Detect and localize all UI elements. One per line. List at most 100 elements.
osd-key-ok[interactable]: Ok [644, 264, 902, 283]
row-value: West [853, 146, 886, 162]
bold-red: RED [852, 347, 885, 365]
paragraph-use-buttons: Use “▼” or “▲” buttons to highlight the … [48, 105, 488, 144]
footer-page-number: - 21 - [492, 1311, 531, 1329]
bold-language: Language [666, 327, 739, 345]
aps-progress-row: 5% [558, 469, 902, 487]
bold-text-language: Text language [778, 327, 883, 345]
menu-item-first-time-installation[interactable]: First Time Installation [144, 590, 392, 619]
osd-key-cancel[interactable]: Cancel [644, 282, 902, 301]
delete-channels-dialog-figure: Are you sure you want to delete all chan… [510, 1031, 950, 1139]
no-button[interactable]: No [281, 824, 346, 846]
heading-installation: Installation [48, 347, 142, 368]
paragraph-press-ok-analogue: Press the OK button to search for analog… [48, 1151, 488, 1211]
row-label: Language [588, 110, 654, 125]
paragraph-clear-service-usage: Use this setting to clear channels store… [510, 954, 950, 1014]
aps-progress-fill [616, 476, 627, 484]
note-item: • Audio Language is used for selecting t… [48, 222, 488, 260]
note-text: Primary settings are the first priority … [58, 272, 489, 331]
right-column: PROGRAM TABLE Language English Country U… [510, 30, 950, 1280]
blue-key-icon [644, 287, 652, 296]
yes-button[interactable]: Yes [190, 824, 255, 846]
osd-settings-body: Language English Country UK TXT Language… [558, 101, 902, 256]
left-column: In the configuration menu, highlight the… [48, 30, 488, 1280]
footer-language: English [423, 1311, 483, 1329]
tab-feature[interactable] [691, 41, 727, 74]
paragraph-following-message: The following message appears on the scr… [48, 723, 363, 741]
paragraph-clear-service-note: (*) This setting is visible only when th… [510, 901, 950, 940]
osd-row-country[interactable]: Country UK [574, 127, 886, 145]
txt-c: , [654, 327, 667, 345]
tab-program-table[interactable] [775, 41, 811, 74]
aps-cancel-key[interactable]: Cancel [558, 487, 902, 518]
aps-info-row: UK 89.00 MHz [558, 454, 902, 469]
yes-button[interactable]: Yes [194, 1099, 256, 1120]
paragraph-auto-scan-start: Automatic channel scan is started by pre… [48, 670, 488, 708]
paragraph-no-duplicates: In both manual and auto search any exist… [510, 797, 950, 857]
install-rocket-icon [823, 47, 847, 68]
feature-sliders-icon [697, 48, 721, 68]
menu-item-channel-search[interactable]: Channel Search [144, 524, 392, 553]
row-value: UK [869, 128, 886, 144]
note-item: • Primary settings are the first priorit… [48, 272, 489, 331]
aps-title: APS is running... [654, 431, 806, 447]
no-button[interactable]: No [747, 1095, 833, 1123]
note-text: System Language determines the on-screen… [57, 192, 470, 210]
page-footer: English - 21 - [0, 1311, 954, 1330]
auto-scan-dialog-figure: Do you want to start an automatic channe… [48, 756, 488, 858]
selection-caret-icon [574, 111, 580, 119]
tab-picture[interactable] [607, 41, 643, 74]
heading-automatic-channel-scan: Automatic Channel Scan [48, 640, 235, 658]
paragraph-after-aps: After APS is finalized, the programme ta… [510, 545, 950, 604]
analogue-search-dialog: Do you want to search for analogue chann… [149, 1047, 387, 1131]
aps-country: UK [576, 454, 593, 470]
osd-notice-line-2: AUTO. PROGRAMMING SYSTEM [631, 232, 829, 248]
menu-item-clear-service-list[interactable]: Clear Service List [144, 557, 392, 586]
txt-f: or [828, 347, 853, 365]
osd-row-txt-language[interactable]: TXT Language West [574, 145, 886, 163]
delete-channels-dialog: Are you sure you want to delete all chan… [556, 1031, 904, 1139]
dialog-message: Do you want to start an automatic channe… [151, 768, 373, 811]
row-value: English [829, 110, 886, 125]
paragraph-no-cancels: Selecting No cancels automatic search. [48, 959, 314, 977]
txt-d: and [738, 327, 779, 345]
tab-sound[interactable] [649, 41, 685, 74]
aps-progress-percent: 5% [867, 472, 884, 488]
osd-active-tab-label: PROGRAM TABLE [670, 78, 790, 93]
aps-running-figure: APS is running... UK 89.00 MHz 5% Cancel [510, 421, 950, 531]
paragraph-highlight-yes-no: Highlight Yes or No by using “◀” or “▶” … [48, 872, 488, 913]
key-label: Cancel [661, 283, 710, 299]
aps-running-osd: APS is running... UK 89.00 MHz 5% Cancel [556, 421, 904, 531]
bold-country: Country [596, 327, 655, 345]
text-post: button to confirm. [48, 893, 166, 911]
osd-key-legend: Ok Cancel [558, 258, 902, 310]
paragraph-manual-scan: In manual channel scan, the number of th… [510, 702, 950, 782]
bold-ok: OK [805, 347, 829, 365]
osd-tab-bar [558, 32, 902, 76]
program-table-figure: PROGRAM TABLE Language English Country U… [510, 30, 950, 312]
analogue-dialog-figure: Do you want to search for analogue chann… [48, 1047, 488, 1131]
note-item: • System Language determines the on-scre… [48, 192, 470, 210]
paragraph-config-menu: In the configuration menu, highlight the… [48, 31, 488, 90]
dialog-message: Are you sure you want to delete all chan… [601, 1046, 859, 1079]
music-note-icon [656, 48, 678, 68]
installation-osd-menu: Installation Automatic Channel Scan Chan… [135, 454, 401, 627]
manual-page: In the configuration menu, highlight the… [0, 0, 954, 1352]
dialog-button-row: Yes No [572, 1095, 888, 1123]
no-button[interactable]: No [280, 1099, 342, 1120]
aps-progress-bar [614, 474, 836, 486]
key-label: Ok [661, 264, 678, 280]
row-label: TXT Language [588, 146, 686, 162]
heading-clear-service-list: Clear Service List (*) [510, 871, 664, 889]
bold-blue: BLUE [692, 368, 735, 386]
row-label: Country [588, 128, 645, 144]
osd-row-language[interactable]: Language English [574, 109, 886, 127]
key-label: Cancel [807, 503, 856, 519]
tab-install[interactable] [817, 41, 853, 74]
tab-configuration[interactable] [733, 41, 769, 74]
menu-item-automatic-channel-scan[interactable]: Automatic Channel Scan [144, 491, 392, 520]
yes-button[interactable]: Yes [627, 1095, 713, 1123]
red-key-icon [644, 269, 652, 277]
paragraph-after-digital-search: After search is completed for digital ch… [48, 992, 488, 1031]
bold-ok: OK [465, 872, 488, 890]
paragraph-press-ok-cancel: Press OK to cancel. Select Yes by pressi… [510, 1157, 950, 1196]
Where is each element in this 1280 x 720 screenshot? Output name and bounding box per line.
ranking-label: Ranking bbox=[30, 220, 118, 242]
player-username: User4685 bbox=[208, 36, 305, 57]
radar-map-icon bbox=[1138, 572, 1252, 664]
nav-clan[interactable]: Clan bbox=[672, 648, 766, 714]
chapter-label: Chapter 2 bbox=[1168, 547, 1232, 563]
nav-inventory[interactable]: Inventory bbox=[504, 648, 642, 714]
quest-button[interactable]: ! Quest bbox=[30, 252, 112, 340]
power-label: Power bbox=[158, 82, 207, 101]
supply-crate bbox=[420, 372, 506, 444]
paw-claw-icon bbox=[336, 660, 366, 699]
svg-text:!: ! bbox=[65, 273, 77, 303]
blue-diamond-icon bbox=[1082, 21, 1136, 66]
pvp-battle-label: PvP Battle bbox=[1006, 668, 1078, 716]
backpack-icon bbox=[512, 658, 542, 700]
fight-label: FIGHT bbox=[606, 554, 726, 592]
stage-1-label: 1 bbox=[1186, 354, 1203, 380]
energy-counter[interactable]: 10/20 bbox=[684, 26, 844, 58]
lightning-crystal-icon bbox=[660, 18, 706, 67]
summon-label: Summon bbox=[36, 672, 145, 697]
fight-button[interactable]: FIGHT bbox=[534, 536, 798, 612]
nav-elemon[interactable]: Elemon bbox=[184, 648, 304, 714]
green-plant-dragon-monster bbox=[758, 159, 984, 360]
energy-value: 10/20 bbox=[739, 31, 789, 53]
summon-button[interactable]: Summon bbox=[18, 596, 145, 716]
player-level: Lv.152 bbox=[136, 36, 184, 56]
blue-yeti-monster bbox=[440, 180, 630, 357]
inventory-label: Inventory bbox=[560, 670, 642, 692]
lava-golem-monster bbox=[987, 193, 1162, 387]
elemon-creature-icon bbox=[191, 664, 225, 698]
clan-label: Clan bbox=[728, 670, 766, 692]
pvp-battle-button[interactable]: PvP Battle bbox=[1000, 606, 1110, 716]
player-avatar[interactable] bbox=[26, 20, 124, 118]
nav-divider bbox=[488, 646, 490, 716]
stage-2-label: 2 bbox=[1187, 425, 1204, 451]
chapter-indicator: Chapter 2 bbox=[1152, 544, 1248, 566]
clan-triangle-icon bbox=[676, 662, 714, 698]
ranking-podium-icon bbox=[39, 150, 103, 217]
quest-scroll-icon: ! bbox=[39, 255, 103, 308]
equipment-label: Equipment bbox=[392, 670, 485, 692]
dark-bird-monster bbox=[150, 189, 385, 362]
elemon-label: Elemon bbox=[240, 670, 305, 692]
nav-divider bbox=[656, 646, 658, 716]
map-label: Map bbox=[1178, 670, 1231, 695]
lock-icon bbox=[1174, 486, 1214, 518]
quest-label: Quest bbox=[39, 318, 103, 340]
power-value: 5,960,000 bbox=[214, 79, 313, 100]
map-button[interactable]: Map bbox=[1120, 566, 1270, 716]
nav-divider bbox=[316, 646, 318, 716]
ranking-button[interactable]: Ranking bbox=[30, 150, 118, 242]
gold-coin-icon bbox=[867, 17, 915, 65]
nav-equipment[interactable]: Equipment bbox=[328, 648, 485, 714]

+---+

◆ What the task asks ◆
Can you give the lines above as a numbered list, from the first line through the one containing "105, 488, 144]", leaving out any blank lines?

◆ Result for this task ◆
1. Detect and localize all UI elements. One per line. List at most 100 elements.
2. osd-key-ok[interactable]: Ok [644, 264, 902, 283]
3. row-value: West [853, 146, 886, 162]
4. bold-red: RED [852, 347, 885, 365]
5. paragraph-use-buttons: Use “▼” or “▲” buttons to highlight the … [48, 105, 488, 144]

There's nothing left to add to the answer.